>> start Material for the task
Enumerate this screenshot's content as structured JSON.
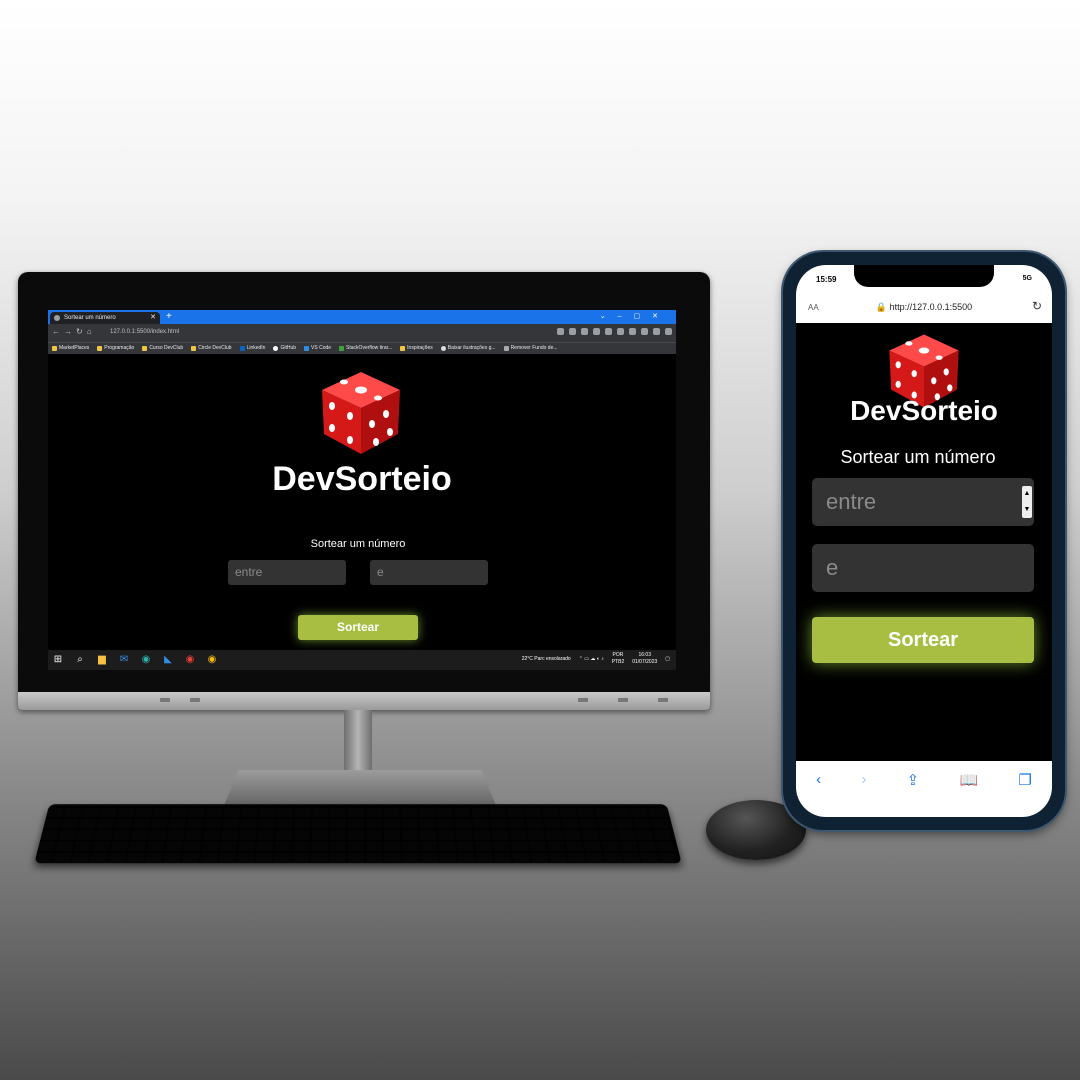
{
  "colors": {
    "accent": "#a8be42",
    "dice": "#e02020",
    "browser_blue": "#1a73e8"
  },
  "desktop": {
    "tab_title": "Sortear um número",
    "url": "127.0.0.1:5500/index.html",
    "bookmarks": [
      "MarketPlaces",
      "Programação",
      "Curso DevClub",
      "Circle DevClub",
      "LinkedIn",
      "GitHub",
      "VS Code",
      "StackOverflow tirar...",
      "Inspirações",
      "Baixar ilustrações g...",
      "Remover Fundo de..."
    ],
    "logo": "DevSorteio",
    "subtitle": "Sortear um número",
    "input1_placeholder": "entre",
    "input2_placeholder": "e",
    "button": "Sortear",
    "weather": "22°C  Parc ensolarado",
    "lang": "POR",
    "lang2": "PTB2",
    "time": "16:03",
    "date": "01/07/2023"
  },
  "mobile": {
    "time": "15:59",
    "signal": "5G",
    "aa": "AA",
    "url": "http://127.0.0.1:5500",
    "logo": "DevSorteio",
    "subtitle": "Sortear um número",
    "input1_placeholder": "entre",
    "input2_placeholder": "e",
    "button": "Sortear"
  }
}
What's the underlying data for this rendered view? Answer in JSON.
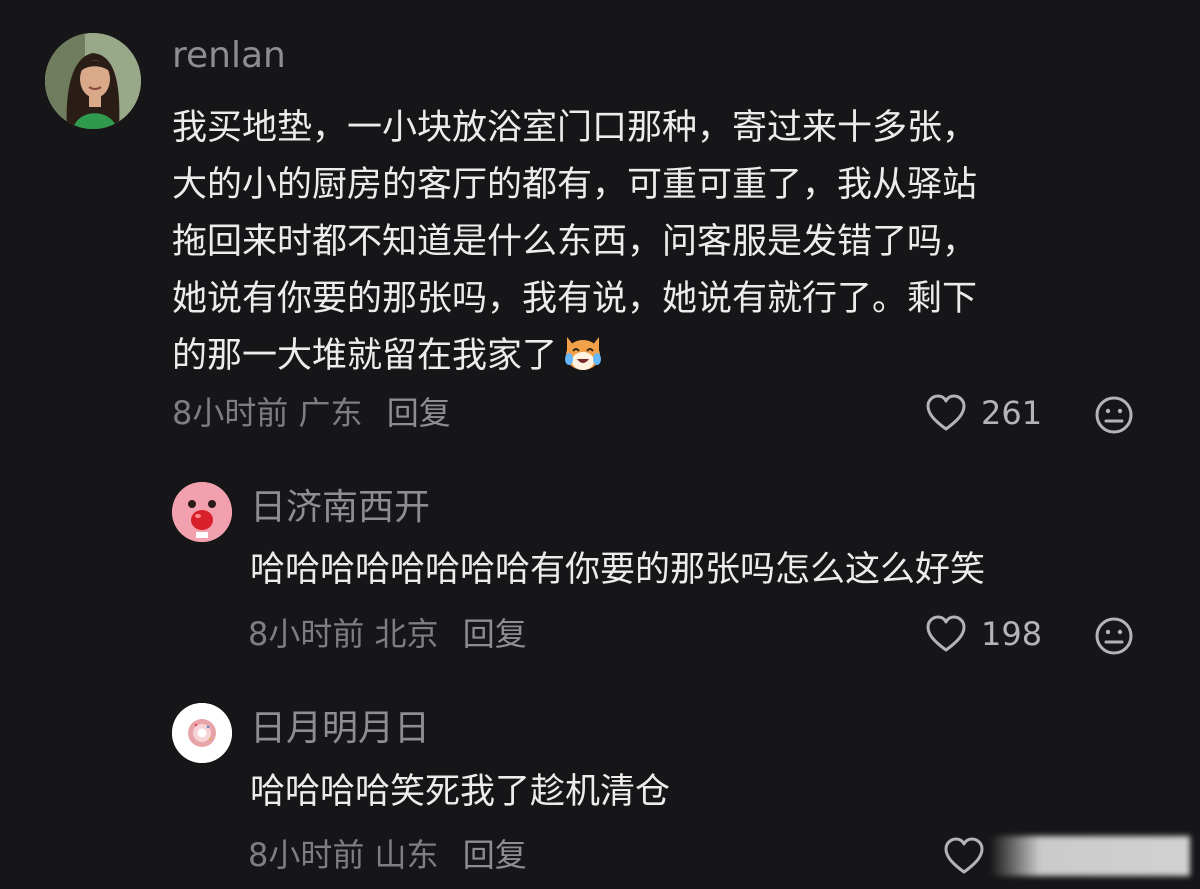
{
  "comments": [
    {
      "username": "renlan",
      "avatar_icon": "woman-portrait-avatar",
      "lines": [
        "我买地垫，一小块放浴室门口那种，寄过来十多张，",
        "大的小的厨房的客厅的都有，可重可重了，我从驿站",
        "拖回来时都不知道是什么东西，问客服是发错了吗，",
        "她说有你要的那张吗，我有说，她说有就行了。剩下",
        "的那一大堆就留在我家了"
      ],
      "inline_emoji": "laughing-cat-emoji",
      "time": "8小时前",
      "location": "广东",
      "reply_label": "回复",
      "likes": "261"
    },
    {
      "username": "日济南西开",
      "avatar_icon": "pink-cartoon-avatar",
      "lines": [
        "哈哈哈哈哈哈哈哈有你要的那张吗怎么这么好笑"
      ],
      "time": "8小时前",
      "location": "北京",
      "reply_label": "回复",
      "likes": "198"
    },
    {
      "username": "日月明月日",
      "avatar_icon": "donut-avatar",
      "lines": [
        "哈哈哈哈笑死我了趁机清仓"
      ],
      "time": "8小时前",
      "location": "山东",
      "reply_label": "回复",
      "likes": ""
    }
  ],
  "colors": {
    "background": "#161618",
    "text": "#ececec",
    "username": "#8e8e92",
    "meta": "#7d7d82"
  }
}
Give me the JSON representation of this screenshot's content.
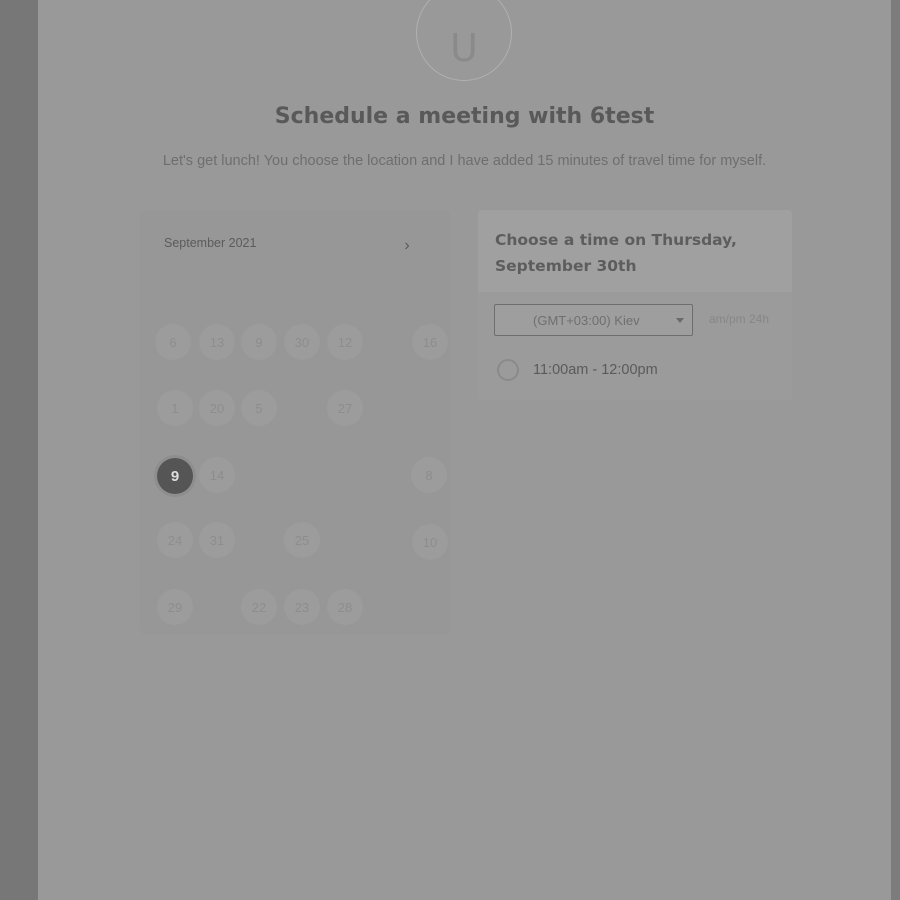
{
  "header": {
    "avatar_initial": "U",
    "title": "Schedule a meeting with 6test",
    "subtitle": "Let's get lunch! You choose the location and I have added 15 minutes of travel time for myself."
  },
  "calendar": {
    "month_label": "September 2021",
    "next_icon": "chevron-right-icon",
    "weekdays": [
      "",
      "",
      "",
      "",
      "",
      "",
      ""
    ],
    "days": [
      {
        "label": "6",
        "state": "available"
      },
      {
        "label": "13",
        "state": "available"
      },
      {
        "label": "9",
        "state": "available"
      },
      {
        "label": "30",
        "state": "available"
      },
      {
        "label": "12",
        "state": "available"
      },
      {
        "label": "16",
        "state": "available"
      },
      {
        "label": "1",
        "state": "available"
      },
      {
        "label": "20",
        "state": "available"
      },
      {
        "label": "5",
        "state": "available"
      },
      {
        "label": "27",
        "state": "available"
      },
      {
        "label": "9",
        "state": "selected"
      },
      {
        "label": "14",
        "state": "available"
      },
      {
        "label": "8",
        "state": "available"
      },
      {
        "label": "24",
        "state": "available"
      },
      {
        "label": "31",
        "state": "available"
      },
      {
        "label": "25",
        "state": "available"
      },
      {
        "label": "10",
        "state": "available"
      },
      {
        "label": "29",
        "state": "available"
      },
      {
        "label": "22",
        "state": "available"
      },
      {
        "label": "23",
        "state": "available"
      },
      {
        "label": "28",
        "state": "available"
      }
    ]
  },
  "times": {
    "heading": "Choose a time on Thursday, September 30th",
    "timezone_value": "(GMT+03:00) Kiev",
    "format_toggle": "am/pm  24h",
    "slots": [
      {
        "label": "11:00am - 12:00pm"
      }
    ]
  },
  "colors": {
    "overlay_gray": "#999999",
    "selected_day": "#555555"
  }
}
>> end Material for the task
* [Required task]
Only the number is wanted: how many lines of the data contain the word "September"?

* [Written solution]
2